Part of a data file
★ ★ ★ ★ ★ ★ ★
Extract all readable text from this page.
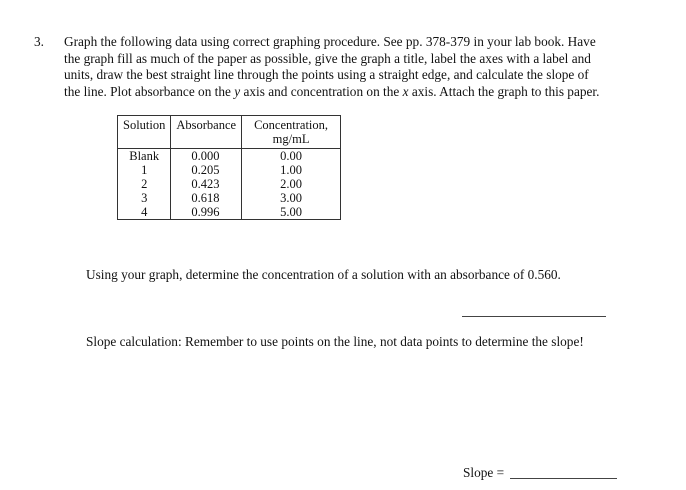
3. Graph the following data using correct graphing procedure. See pp. 378-379 in your lab book. Have

the graph fill as much of the paper as possible, give the graph a title, label the axes with a label and

units, draw the best straight line through the points using a straight edge, and calculate the slope of

the line. Plot absorbance on the y axis and concentration on the x axis. Attach the graph to this paper.

Solution	Absorbance	Concentration,
mg/mL

Blank	0.000	0.00
1	0.205	1.00
2	0.423	2.00
3	0.618	3.00
4	0.996	5.00
Using your graph, determine the concentration of a solution with an absorbance of 0.560.
Slope calculation: Remember to use points on the line, not data points to determine the slope!
Slope =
★ ★ ★ ★ ★ ★ ★
**Short exercise:** Reproduce each line from the records that contains the word "your".

**Exercise answer:**
3. Graph the following data using correct graphing procedure. See pp. 378-379 in your lab book. Have
Using your graph, determine the concentration of a solution with an absorbance of 0.560.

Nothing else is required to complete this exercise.